*GOAL OF THE EXERCISE*:
Filter the data for lines with the word "name", then copy every line so identified.

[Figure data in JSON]
------------------------------------------------------------

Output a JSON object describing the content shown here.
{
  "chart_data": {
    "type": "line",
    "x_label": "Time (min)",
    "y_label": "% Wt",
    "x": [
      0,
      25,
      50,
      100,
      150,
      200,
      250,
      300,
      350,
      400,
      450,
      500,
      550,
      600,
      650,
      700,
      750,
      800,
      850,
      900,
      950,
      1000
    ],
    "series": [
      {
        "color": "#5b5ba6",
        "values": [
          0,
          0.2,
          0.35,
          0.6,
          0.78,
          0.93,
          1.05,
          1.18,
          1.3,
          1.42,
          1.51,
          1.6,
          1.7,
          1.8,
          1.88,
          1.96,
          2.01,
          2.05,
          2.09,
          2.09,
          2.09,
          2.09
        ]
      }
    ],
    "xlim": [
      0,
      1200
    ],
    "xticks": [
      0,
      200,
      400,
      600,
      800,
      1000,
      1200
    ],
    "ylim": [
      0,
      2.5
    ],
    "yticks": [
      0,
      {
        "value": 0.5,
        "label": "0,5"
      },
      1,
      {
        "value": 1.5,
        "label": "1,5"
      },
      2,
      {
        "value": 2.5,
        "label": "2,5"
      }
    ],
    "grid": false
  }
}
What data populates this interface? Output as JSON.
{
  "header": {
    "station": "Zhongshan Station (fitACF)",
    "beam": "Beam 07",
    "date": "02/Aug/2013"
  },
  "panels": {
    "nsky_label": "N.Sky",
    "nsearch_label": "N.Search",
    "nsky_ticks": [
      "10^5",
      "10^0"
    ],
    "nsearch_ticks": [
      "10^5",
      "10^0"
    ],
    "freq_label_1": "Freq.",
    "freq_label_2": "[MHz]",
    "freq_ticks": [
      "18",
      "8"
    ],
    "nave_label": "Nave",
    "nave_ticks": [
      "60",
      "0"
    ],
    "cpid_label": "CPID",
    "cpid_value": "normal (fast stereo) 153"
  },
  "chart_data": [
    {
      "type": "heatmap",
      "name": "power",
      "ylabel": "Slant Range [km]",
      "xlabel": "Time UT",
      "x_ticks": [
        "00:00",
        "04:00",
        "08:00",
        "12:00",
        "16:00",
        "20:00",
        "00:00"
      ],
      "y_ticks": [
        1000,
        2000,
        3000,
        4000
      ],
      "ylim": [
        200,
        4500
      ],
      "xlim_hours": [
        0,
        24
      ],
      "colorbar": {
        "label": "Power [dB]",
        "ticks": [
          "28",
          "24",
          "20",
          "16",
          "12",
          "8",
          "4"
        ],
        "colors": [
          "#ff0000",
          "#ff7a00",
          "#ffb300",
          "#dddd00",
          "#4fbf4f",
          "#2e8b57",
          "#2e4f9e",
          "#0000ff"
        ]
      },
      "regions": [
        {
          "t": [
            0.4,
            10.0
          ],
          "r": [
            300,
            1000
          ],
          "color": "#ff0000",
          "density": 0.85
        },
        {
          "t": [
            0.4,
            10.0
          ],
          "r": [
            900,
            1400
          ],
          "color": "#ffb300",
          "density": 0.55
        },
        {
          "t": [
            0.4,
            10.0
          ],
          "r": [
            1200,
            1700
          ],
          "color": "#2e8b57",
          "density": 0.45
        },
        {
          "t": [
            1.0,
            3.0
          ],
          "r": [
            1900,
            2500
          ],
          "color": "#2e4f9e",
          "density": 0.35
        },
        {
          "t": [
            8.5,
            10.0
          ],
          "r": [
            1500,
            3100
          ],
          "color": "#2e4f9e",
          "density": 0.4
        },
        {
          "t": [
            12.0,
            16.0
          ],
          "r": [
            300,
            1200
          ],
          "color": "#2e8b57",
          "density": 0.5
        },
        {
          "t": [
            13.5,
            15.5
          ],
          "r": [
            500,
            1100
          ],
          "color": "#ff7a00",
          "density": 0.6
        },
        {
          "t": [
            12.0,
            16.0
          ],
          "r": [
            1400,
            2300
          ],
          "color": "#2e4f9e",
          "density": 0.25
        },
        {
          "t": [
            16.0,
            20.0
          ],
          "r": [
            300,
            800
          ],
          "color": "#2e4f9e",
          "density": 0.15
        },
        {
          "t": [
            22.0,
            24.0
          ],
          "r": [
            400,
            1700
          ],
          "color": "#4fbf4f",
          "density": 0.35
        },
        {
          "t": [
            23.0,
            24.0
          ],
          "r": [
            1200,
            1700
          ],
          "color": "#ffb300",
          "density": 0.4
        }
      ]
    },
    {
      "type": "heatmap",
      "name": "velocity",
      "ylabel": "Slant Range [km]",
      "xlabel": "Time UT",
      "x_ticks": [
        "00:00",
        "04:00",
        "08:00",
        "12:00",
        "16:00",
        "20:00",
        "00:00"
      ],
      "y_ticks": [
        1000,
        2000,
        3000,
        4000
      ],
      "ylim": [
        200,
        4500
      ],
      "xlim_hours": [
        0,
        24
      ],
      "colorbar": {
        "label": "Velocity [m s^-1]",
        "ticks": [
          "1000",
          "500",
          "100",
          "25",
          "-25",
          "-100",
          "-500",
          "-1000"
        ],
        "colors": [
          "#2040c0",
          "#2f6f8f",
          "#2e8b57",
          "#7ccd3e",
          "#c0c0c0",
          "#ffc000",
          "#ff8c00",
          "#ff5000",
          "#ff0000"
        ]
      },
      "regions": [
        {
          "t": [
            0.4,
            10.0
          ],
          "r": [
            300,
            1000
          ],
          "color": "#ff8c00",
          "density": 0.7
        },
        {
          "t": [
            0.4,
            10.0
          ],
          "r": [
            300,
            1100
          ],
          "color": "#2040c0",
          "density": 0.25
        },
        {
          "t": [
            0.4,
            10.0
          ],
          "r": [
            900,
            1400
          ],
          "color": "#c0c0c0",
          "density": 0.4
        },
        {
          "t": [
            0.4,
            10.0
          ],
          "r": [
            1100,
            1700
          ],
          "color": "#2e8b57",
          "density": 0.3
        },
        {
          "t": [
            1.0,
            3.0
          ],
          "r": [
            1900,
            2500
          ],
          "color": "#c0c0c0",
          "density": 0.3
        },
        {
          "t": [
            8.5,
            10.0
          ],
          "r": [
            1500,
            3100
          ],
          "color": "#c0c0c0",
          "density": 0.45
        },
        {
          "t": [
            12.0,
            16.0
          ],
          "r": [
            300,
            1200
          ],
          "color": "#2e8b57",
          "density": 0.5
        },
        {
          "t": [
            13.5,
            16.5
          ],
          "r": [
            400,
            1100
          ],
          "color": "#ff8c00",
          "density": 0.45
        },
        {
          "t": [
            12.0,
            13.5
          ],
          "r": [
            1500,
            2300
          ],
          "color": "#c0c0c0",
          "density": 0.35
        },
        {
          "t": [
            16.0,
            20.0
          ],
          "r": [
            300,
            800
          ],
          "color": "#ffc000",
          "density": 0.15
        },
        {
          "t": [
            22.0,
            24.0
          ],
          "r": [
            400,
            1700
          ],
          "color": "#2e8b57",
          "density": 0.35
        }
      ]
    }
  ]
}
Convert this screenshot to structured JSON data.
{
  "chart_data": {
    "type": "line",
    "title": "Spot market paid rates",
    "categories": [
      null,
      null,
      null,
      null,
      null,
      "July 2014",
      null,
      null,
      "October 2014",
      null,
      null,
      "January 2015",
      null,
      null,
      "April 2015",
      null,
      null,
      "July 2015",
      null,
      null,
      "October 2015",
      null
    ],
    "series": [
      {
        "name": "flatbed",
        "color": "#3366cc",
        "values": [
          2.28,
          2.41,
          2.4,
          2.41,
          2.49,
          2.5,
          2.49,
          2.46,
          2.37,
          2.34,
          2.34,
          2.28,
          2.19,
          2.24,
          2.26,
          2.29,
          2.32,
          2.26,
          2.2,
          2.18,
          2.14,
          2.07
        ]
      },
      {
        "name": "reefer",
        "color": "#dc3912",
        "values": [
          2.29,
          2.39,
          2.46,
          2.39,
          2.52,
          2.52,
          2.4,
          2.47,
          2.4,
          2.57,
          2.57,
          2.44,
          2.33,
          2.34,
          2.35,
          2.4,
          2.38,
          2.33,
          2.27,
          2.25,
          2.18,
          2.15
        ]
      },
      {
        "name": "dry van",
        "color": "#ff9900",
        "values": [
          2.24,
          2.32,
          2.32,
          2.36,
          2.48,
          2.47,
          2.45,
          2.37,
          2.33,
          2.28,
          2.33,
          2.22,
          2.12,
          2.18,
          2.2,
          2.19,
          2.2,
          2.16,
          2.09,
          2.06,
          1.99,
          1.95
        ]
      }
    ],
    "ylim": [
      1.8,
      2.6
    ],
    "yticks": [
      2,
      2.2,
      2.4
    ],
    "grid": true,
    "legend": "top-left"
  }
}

------------------------------------------------------------

*THE RESULT*:
      "name": "power",
      "name": "velocity",
        "name": "flatbed",
        "name": "reefer",
        "name": "dry van",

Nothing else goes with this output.